### Istruzioni del compito
Restituisci parola per parola il tratto del brano sul dissesto idrogeologico che va da "È la pioggia" fino a "crescita e occupazione.".

È la pioggia che va
Enrico Cisnetto – Il Foglio
Scorrono cicliche le stagioni e come ogni autunno ci ritroviamo a piangere sul latte versato della pioggia che cade, dei fiumi che esondano, delle città che si allagano. Nonostante la moderna ossessione del “rischio zero” abbia creato neologismi terrorizzanti e prodotto allarmismi preventivi dal sapore paternalista – come ha testimoniato con efficacia Piero Vietti su queste colonne – perdura comunque immutata la totale assenza di concrete azioni a tutela del nostro territorio. Il che significa assoluta mancanza di investimenti che, oltre a mettere in sicurezza il territorio, alimenterebbero crescita e occupazione.
Nella lotta al dissesto idrogeologico il governo ha annunciato di aver già sbloccato dai patti di stabilità degli enti locali 2,3 miliardi, a cui si aggiungono i 5 che il ministro dell’Ambiente Gian Luca Galletti ha promesso di stanziare entro il 2020. Bene, ma rischiano di non essere sufficienti. Per tre ordini di ragioni. Primo, perché è necessario superare la logica spot-emergenziale e gli interventi a macchia di leopardo. Secondo, anche quando i soldi ci sono, non è detto che siano usati, come testimonia il caso del Bisagno a Genova, per il quale i lavori di risistemazione della parte interrata sono stati bloccati, more solito, dai ricorsi giudiziari delle aziende che perdono i bandi di gara. O come dimostrano i 50 milioni di euro fermi nelle casse del Comune di Olbia nonostante i 18 morti del 2013 siano ancora freschi. Terzo, la spesa pubblica italiana è subordinata agli stretti margini di bilancio dei vincoli europei, con il rischio che, di fronte alla mancata inversione (probabile) del ciclo economico, i primi tagli saranno proprio alla voce investimenti in conto capitale, come del resto avviene da anni.
Gli effetti del surriscaldamento globale – con le piogge intense aumentate del 900 per cento in due decenni e la temperatura media della Terra cresciuta di 0,84 gradi in 100 anni – sono un fenomeno risolvibile solo nel lungo periodo e con una strategia globale. Soprattutto, mentre le calamità naturali ci sono sempre state nella storia dell’umanità, lo sfruttamento del suolo senza la minima considerazione dell’equilibrio dell’ecosistema negli ultimi decenni ha reso il territorio italiano assai fragile, così che a ogni acquazzone torniamo a parlare di tragedie.

### Serie di record
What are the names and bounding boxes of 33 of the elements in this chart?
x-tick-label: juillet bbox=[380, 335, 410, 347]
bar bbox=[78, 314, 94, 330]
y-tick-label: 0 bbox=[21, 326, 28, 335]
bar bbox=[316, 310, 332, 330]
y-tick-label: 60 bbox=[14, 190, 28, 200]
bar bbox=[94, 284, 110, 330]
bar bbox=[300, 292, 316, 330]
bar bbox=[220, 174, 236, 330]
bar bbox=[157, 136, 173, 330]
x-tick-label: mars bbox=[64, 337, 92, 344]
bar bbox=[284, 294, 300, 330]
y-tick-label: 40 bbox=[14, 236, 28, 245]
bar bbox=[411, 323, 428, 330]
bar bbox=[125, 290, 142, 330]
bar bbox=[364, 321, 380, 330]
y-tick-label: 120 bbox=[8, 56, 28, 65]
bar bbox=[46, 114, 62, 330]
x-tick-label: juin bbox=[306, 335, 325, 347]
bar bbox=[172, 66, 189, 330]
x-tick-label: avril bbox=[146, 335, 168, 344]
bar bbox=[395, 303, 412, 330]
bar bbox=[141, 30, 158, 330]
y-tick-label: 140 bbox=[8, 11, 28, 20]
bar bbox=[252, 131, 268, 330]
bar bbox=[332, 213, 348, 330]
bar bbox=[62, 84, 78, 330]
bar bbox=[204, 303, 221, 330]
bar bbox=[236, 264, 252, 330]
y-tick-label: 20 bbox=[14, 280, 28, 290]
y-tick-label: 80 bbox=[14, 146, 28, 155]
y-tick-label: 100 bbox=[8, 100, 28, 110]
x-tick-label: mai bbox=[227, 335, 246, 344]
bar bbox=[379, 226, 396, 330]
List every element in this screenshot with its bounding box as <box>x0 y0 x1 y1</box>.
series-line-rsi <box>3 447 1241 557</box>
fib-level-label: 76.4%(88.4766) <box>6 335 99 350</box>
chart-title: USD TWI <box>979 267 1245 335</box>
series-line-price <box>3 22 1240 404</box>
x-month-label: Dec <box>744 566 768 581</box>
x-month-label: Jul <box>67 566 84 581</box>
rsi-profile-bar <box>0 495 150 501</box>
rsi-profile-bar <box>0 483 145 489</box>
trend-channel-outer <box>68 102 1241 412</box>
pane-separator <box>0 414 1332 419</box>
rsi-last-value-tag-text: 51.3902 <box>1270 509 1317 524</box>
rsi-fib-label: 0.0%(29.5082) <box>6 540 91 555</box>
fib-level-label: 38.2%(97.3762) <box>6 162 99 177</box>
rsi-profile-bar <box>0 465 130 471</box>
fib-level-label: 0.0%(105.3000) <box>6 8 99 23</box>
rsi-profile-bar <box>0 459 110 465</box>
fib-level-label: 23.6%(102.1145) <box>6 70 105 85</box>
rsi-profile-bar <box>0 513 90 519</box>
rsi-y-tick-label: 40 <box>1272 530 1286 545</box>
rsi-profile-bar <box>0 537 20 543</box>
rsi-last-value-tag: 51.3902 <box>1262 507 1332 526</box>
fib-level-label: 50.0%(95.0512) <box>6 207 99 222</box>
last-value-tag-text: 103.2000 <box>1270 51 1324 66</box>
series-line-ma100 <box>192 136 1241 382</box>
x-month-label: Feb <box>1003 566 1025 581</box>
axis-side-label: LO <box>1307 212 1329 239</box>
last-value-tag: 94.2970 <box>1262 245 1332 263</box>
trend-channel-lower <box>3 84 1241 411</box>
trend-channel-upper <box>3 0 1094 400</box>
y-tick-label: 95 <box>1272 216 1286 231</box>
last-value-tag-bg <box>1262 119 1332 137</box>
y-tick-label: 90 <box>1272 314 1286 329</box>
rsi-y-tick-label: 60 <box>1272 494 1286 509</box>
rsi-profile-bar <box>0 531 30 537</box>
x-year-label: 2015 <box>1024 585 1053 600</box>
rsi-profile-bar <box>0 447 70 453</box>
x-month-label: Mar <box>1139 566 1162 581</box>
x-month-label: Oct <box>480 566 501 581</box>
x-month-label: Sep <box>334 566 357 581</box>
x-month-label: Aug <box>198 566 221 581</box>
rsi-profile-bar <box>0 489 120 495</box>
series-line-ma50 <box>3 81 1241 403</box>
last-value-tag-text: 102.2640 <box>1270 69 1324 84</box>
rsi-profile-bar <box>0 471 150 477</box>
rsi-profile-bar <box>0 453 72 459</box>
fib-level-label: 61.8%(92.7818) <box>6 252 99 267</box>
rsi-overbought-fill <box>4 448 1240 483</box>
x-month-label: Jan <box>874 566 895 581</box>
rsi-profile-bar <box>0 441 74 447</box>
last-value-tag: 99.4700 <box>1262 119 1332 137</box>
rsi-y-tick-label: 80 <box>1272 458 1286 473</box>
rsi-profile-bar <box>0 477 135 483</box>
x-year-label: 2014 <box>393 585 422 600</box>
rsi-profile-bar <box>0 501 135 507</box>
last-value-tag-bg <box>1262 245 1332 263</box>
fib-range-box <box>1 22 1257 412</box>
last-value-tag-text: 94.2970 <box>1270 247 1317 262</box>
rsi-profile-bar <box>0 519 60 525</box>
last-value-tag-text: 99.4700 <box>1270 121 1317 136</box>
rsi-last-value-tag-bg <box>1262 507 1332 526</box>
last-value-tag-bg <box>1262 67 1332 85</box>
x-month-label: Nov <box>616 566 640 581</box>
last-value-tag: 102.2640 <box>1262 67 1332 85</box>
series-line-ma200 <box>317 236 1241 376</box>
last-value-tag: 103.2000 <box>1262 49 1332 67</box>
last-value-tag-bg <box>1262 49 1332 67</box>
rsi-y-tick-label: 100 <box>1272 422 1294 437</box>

### Risposta completa
È la pioggia che va
Enrico Cisnetto – Il Foglio
Scorrono cicliche le stagioni e come ogni autunno ci ritroviamo a piangere sul latte versato della pioggia che cade, dei fiumi che esondano, delle città che si allagano. Nonostante la moderna ossessione del “rischio zero” abbia creato neologismi terrorizzanti e prodotto allarmismi preventivi dal sapore paternalista – come ha testimoniato con efficacia Piero Vietti su queste colonne – perdura comunque immutata la totale assenza di concrete azioni a tutela del nostro territorio. Il che significa assoluta mancanza di investimenti che, oltre a mettere in sicurezza il territorio, alimenterebbero crescita e occupazione.